[START Material]

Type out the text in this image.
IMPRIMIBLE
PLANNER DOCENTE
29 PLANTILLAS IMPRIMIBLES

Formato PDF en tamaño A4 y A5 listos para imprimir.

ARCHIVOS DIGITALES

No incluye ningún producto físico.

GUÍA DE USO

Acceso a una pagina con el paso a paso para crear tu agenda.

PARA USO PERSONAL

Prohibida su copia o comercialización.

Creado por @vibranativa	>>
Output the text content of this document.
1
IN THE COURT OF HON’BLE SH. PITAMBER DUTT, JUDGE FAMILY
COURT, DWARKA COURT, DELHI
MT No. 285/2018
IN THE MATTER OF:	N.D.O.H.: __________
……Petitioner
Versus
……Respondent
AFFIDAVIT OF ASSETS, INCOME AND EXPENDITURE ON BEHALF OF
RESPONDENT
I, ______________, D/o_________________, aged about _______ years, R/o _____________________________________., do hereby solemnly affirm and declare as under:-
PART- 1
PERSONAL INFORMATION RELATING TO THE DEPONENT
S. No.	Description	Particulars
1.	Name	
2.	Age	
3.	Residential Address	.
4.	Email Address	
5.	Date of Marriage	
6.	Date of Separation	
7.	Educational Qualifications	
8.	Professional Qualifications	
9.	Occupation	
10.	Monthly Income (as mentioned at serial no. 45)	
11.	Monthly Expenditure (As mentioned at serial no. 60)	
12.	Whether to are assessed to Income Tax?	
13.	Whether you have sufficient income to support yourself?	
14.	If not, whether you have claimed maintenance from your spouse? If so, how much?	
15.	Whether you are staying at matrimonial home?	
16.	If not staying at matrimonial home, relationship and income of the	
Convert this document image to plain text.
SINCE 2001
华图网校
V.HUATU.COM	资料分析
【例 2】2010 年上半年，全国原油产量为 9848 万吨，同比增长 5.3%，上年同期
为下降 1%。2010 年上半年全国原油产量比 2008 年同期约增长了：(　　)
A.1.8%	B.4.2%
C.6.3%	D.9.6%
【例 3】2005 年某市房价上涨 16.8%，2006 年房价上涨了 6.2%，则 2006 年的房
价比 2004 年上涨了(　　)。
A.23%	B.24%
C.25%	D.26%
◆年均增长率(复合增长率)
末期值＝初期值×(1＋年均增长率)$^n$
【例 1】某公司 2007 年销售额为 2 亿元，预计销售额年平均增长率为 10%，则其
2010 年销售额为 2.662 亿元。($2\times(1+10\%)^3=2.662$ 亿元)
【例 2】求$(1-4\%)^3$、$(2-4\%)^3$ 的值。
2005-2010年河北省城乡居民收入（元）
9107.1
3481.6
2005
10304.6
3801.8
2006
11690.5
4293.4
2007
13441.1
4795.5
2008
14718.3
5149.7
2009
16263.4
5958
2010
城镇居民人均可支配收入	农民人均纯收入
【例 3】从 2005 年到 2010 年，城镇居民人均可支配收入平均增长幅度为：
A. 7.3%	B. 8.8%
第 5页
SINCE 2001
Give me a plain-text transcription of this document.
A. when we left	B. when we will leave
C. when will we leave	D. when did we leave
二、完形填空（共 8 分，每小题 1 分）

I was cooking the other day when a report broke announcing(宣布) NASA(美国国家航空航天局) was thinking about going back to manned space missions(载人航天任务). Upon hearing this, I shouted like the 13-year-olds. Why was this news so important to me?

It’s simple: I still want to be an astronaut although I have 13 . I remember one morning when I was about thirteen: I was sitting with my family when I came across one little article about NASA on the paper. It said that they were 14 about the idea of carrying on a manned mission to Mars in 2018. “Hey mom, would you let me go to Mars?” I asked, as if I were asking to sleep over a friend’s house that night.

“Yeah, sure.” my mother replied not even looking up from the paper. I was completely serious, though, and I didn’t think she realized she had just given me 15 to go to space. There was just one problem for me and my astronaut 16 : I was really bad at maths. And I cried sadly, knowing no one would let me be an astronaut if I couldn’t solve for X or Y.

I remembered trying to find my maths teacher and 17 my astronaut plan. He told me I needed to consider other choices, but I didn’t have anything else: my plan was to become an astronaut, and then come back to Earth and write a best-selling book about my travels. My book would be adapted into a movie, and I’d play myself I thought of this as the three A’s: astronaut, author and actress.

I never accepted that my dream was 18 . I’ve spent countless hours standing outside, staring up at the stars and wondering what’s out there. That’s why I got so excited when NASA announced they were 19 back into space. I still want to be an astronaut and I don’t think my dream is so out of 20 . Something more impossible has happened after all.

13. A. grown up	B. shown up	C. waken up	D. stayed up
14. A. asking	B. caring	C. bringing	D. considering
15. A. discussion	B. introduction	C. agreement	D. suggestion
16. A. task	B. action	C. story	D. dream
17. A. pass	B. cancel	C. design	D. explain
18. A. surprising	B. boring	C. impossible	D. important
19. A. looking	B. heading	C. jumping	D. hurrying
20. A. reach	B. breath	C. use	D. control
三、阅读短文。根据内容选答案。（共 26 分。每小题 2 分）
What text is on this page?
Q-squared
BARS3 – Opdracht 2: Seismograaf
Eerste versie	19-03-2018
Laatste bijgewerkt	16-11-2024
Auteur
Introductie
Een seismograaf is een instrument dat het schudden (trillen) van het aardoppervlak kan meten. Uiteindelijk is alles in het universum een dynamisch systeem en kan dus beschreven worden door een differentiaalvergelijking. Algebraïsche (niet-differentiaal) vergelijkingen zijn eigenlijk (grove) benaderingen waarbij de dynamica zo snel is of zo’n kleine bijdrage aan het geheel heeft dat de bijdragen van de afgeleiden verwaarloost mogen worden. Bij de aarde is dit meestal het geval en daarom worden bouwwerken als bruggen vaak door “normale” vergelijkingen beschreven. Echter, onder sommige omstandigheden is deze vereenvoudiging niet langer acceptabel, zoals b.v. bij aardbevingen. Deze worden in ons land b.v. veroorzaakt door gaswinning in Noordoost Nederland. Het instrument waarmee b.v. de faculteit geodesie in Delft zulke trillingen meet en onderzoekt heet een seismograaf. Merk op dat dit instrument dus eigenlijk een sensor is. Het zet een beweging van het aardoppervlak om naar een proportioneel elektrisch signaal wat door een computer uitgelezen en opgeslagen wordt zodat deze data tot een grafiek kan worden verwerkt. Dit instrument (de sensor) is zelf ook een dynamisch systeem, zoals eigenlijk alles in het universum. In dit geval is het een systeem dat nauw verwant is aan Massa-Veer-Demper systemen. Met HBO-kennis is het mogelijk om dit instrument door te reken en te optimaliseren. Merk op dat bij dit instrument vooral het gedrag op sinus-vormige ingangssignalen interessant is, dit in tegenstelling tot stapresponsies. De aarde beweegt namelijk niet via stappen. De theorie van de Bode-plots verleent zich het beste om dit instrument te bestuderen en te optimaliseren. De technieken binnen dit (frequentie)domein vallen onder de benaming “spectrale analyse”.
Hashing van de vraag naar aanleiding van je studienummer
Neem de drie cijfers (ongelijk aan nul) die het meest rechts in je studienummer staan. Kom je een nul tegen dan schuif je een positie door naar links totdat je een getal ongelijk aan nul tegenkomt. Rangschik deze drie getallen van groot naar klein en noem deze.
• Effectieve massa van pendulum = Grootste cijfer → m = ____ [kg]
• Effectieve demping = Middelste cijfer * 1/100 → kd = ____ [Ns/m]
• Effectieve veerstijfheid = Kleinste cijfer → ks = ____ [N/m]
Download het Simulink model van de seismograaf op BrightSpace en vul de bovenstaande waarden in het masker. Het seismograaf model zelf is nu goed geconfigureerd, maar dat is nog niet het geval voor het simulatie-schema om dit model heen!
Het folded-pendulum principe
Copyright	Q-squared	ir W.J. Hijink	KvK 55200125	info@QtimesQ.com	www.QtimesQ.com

[END Material]

Aim =
Reproduce all the data word for word.

Exercise response =
Type out the text in this image.
IMPRIMIBLE
PLANNER DOCENTE
29 PLANTILLAS IMPRIMIBLES

Formato PDF en tamaño A4 y A5 listos para imprimir.

ARCHIVOS DIGITALES

No incluye ningún producto físico.

GUÍA DE USO

Acceso a una pagina con el paso a paso para crear tu agenda.

PARA USO PERSONAL

Prohibida su copia o comercialización.

Creado por @vibranativa	>>
Output the text content of this document.
1
IN THE COURT OF HON’BLE SH. PITAMBER DUTT, JUDGE FAMILY
COURT, DWARKA COURT, DELHI
MT No. 285/2018
IN THE MATTER OF:	N.D.O.H.: __________
……Petitioner
Versus
……Respondent
AFFIDAVIT OF ASSETS, INCOME AND EXPENDITURE ON BEHALF OF
RESPONDENT
I, ______________, D/o_________________, aged about _______ years, R/o _____________________________________., do hereby solemnly affirm and declare as under:-
PART- 1
PERSONAL INFORMATION RELATING TO THE DEPONENT
S. No.	Description	Particulars
1.	Name	
2.	Age	
3.	Residential Address	.
4.	Email Address	
5.	Date of Marriage	
6.	Date of Separation	
7.	Educational Qualifications	
8.	Professional Qualifications	
9.	Occupation	
10.	Monthly Income (as mentioned at serial no. 45)	
11.	Monthly Expenditure (As mentioned at serial no. 60)	
12.	Whether to are assessed to Income Tax?	
13.	Whether you have sufficient income to support yourself?	
14.	If not, whether you have claimed maintenance from your spouse? If so, how much?	
15.	Whether you are staying at matrimonial home?	
16.	If not staying at matrimonial home, relationship and income of the	
Convert this document image to plain text.
SINCE 2001
华图网校
V.HUATU.COM	资料分析
【例 2】2010 年上半年，全国原油产量为 9848 万吨，同比增长 5.3%，上年同期
为下降 1%。2010 年上半年全国原油产量比 2008 年同期约增长了：(　　)
A.1.8%	B.4.2%
C.6.3%	D.9.6%
【例 3】2005 年某市房价上涨 16.8%，2006 年房价上涨了 6.2%，则 2006 年的房
价比 2004 年上涨了(　　)。
A.23%	B.24%
C.25%	D.26%
◆年均增长率(复合增长率)
末期值＝初期值×(1＋年均增长率)$^n$
【例 1】某公司 2007 年销售额为 2 亿元，预计销售额年平均增长率为 10%，则其
2010 年销售额为 2.662 亿元。($2\times(1+10\%)^3=2.662$ 亿元)
【例 2】求$(1-4\%)^3$、$(2-4\%)^3$ 的值。
2005-2010年河北省城乡居民收入（元）
9107.1
3481.6
2005
10304.6
3801.8
2006
11690.5
4293.4
2007
13441.1
4795.5
2008
14718.3
5149.7
2009
16263.4
5958
2010
城镇居民人均可支配收入	农民人均纯收入
【例 3】从 2005 年到 2010 年，城镇居民人均可支配收入平均增长幅度为：
A. 7.3%	B. 8.8%
第 5页
SINCE 2001
Give me a plain-text transcription of this document.
A. when we left	B. when we will leave
C. when will we leave	D. when did we leave
二、完形填空（共 8 分，每小题 1 分）

I was cooking the other day when a report broke announcing(宣布) NASA(美国国家航空航天局) was thinking about going back to manned space missions(载人航天任务). Upon hearing this, I shouted like the 13-year-olds. Why was this news so important to me?

It’s simple: I still want to be an astronaut although I have 13 . I remember one morning when I was about thirteen: I was sitting with my family when I came across one little article about NASA on the paper. It said that they were 14 about the idea of carrying on a manned mission to Mars in 2018. “Hey mom, would you let me go to Mars?” I asked, as if I were asking to sleep over a friend’s house that night.

“Yeah, sure.” my mother replied not even looking up from the paper. I was completely serious, though, and I didn’t think she realized she had just given me 15 to go to space. There was just one problem for me and my astronaut 16 : I was really bad at maths. And I cried sadly, knowing no one would let me be an astronaut if I couldn’t solve for X or Y.

I remembered trying to find my maths teacher and 17 my astronaut plan. He told me I needed to consider other choices, but I didn’t have anything else: my plan was to become an astronaut, and then come back to Earth and write a best-selling book about my travels. My book would be adapted into a movie, and I’d play myself I thought of this as the three A’s: astronaut, author and actress.

I never accepted that my dream was 18 . I’ve spent countless hours standing outside, staring up at the stars and wondering what’s out there. That’s why I got so excited when NASA announced they were 19 back into space. I still want to be an astronaut and I don’t think my dream is so out of 20 . Something more impossible has happened after all.

13. A. grown up	B. shown up	C. waken up	D. stayed up
14. A. asking	B. caring	C. bringing	D. considering
15. A. discussion	B. introduction	C. agreement	D. suggestion
16. A. task	B. action	C. story	D. dream
17. A. pass	B. cancel	C. design	D. explain
18. A. surprising	B. boring	C. impossible	D. important
19. A. looking	B. heading	C. jumping	D. hurrying
20. A. reach	B. breath	C. use	D. control
三、阅读短文。根据内容选答案。（共 26 分。每小题 2 分）
What text is on this page?
Q-squared
BARS3 – Opdracht 2: Seismograaf
Eerste versie	19-03-2018
Laatste bijgewerkt	16-11-2024
Auteur
Introductie
Een seismograaf is een instrument dat het schudden (trillen) van het aardoppervlak kan meten. Uiteindelijk is alles in het universum een dynamisch systeem en kan dus beschreven worden door een differentiaalvergelijking. Algebraïsche (niet-differentiaal) vergelijkingen zijn eigenlijk (grove) benaderingen waarbij de dynamica zo snel is of zo’n kleine bijdrage aan het geheel heeft dat de bijdragen van de afgeleiden verwaarloost mogen worden. Bij de aarde is dit meestal het geval en daarom worden bouwwerken als bruggen vaak door “normale” vergelijkingen beschreven. Echter, onder sommige omstandigheden is deze vereenvoudiging niet langer acceptabel, zoals b.v. bij aardbevingen. Deze worden in ons land b.v. veroorzaakt door gaswinning in Noordoost Nederland. Het instrument waarmee b.v. de faculteit geodesie in Delft zulke trillingen meet en onderzoekt heet een seismograaf. Merk op dat dit instrument dus eigenlijk een sensor is. Het zet een beweging van het aardoppervlak om naar een proportioneel elektrisch signaal wat door een computer uitgelezen en opgeslagen wordt zodat deze data tot een grafiek kan worden verwerkt. Dit instrument (de sensor) is zelf ook een dynamisch systeem, zoals eigenlijk alles in het universum. In dit geval is het een systeem dat nauw verwant is aan Massa-Veer-Demper systemen. Met HBO-kennis is het mogelijk om dit instrument door te reken en te optimaliseren. Merk op dat bij dit instrument vooral het gedrag op sinus-vormige ingangssignalen interessant is, dit in tegenstelling tot stapresponsies. De aarde beweegt namelijk niet via stappen. De theorie van de Bode-plots verleent zich het beste om dit instrument te bestuderen en te optimaliseren. De technieken binnen dit (frequentie)domein vallen onder de benaming “spectrale analyse”.
Hashing van de vraag naar aanleiding van je studienummer
Neem de drie cijfers (ongelijk aan nul) die het meest rechts in je studienummer staan. Kom je een nul tegen dan schuif je een positie door naar links totdat je een getal ongelijk aan nul tegenkomt. Rangschik deze drie getallen van groot naar klein en noem deze.
• Effectieve massa van pendulum = Grootste cijfer → m = ____ [kg]
• Effectieve demping = Middelste cijfer * 1/100 → kd = ____ [Ns/m]
• Effectieve veerstijfheid = Kleinste cijfer → ks = ____ [N/m]
Download het Simulink model van de seismograaf op BrightSpace en vul de bovenstaande waarden in het masker. Het seismograaf model zelf is nu goed geconfigureerd, maar dat is nog niet het geval voor het simulatie-schema om dit model heen!
Het folded-pendulum principe
Copyright	Q-squared	ir W.J. Hijink	KvK 55200125	info@QtimesQ.com	www.QtimesQ.com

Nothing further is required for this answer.